_Goal A_. Using the convolution program below, decide whether each statement agrees with it: (i) the convolved values are rescaled by a factor of 1/MaxCon; (ii) the ShowFunction routine positions its curve with MaxScreenY*.3; (iii) ConvolveWave is called before ShowConvolved. Answer yes or no for each, quoting the deciding words.

_Text passage_.
<<<<

FOR WavePoint%=1 TO MaxScreenX
  s=(1/sqrt(2))*MaxScreenX/6
  u=MaxScreenX/2
  x=WavePoint%
  !f=1/(s*sqrt(2*pi)) * exp(-(x-u)**2/(2*(s**2)))
  f=exp(-(x-u)**2/(2*(s**2)))
  WaveForm(WavePoint%)=f
  Funct(WavePoint%)=f
  convolved(WavePoint%)=0
NEXT WavePoint%

print chr$(27);"[2J"
print chr$(27);"P1p"
print "S(E)";

startover:
GOSUB ShowWave  
GOSUB ShowFunction
GOSUB ConvolveWave
GOSUB ShowConvolved  
goto cleanup

ShowWave:
  FOR n=0 TO MaxScreenX-1
  screenx$ = str$(integer(int(n)))
  screeny$ = str$((MaxScreenY*.3) - integer(int((Waveform(n)) * MaxScreenY/4)))
  if n = 0 then print "p";
  END IF
  if n=1 then print "v";
  END IF
  print "[";screenx$;",";screeny$;"]";
  oldx$=screenx$
  oldy$=screeny$
next n
RETURN

ShowFunction:
  FOR n=0 TO MaxScreenX-1
  screenx$ = str$(integer(int(n)))
  screeny$ = str$((MaxScreenY*.6) - integer(int((Funct(n)) * MaxScreenY/4)))
  if n = 0 then print "p";
  END IF
  if n=1 then print "v";
  END IF
  print "[";screenx$;",";screeny$;"]";
  oldx$=screenx$
  oldy$=screeny$
next n

RETURN

ShowConvolved:
  FOR n=0 TO MaxScreenX-1
  screenx$ = str$(integer(int(n)))
  screeny$ = str$((MaxScreenY*.9) - integer(int((Convolved(n)) * MaxScreenY/4)))
  if n = 0 then print "p";
  END IF
  if n=1 then print "v";
  END IF
  print "[";screenx$;",";screeny$;"]";
  oldx$=screenx$
  oldy$=screeny$
next n

RETURN

ConvolveWave:
MaxCon=0
FOR WavePointer=0 TO MaxScreenX STEP 1
  TempWavePoint=0
  FOR FunctionPointer=0 TO WavePointer STEP 1
    TempWavePoint=(Funct(FunctionPointer))*(WaveForm(WavePointer-FunctionPointer))+TempWavePoint
  NEXT FunctionPointer
  convolved(WavePointer)=TempWavePoint
  IF TempWavePoint>MaxCon THEN MaxCon=TempWavePoint
  END IF
NEXT WavePointer
Expand=1/MaxCon 
FOR WavePointer=1 TO MaxScreenX STEP 1
  convolved(WavePointer)=convolved(WavePointer)*Expand
NEXT WavePointer
RETURN

cleanup:

print "p[10,10]T'Waveform'";
print "p[10,150]T'Function'";
print "p[10,300]T'Convolution of Waveform and Function'";
PRINT chr$(27);"\"

>>>>

_Stored records_.
<<<<

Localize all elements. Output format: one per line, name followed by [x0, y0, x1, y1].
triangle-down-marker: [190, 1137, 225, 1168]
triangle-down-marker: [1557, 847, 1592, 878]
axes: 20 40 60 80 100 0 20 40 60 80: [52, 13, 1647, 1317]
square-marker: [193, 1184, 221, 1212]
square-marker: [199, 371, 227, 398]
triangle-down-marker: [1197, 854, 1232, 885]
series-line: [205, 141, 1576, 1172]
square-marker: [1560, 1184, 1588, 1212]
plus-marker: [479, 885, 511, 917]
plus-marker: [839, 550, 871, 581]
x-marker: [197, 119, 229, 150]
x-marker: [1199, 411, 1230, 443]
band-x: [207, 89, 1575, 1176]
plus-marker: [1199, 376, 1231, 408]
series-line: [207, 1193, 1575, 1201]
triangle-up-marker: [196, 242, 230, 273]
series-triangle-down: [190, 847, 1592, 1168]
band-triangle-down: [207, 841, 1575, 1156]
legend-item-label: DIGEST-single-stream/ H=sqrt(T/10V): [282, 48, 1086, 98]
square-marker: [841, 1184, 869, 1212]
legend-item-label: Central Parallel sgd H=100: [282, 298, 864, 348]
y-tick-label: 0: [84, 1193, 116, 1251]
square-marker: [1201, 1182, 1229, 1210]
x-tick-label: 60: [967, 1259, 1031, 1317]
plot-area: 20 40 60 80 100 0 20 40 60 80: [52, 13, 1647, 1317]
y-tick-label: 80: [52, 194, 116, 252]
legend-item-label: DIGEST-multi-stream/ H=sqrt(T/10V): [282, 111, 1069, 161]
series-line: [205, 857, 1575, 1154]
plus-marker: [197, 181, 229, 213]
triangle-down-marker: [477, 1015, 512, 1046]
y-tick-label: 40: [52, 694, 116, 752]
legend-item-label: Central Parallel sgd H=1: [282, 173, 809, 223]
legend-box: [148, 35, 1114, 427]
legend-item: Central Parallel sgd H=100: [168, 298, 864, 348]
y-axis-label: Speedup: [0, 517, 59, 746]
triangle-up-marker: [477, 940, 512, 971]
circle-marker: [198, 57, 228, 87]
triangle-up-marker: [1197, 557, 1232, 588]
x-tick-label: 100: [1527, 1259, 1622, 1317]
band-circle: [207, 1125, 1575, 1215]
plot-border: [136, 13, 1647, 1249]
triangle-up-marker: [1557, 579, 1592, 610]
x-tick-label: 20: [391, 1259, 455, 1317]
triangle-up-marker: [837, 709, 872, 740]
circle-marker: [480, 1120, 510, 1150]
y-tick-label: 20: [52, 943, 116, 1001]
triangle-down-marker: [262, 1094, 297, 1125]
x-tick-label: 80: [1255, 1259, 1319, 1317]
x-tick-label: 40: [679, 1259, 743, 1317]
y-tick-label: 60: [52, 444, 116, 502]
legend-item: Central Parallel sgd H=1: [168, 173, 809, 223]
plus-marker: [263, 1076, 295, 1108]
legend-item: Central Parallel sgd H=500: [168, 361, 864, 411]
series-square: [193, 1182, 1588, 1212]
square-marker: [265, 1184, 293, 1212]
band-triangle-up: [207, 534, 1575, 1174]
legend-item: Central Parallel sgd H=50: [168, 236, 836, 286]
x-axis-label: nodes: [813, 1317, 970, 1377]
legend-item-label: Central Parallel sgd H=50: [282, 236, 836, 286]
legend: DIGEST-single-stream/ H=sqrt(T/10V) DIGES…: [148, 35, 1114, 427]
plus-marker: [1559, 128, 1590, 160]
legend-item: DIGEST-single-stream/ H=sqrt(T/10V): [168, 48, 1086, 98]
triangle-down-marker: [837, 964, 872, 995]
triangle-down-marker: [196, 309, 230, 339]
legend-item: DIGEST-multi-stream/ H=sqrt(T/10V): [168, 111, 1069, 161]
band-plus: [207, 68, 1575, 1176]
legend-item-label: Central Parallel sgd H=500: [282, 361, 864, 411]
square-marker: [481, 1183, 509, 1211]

>>>>

_Goal B_. Write out the part of the rows that opens with the first row and closes with the line containing "series-line: [205, 141, 1576, 1172]", keeping both ends and changing nothing.

_Correct response A_.
(i) Yes: "Expand=1/MaxCon" and "convolved(WavePointer)=convolved(WavePointer)*Expand".
(ii) No: "screeny$ = str$((MaxScreenY*.6) - integer(int((Funct(n)) * MaxScreenY/4)))".
(iii) Yes: "GOSUB ConvolveWave" comes directly before "GOSUB ShowConvolved".

_Correct response B_.
Localize all elements. Output format: one per line, name followed by [x0, y0, x1, y1].
triangle-down-marker: [190, 1137, 225, 1168]
triangle-down-marker: [1557, 847, 1592, 878]
axes: 20 40 60 80 100 0 20 40 60 80: [52, 13, 1647, 1317]
square-marker: [193, 1184, 221, 1212]
square-marker: [199, 371, 227, 398]
triangle-down-marker: [1197, 854, 1232, 885]
series-line: [205, 141, 1576, 1172]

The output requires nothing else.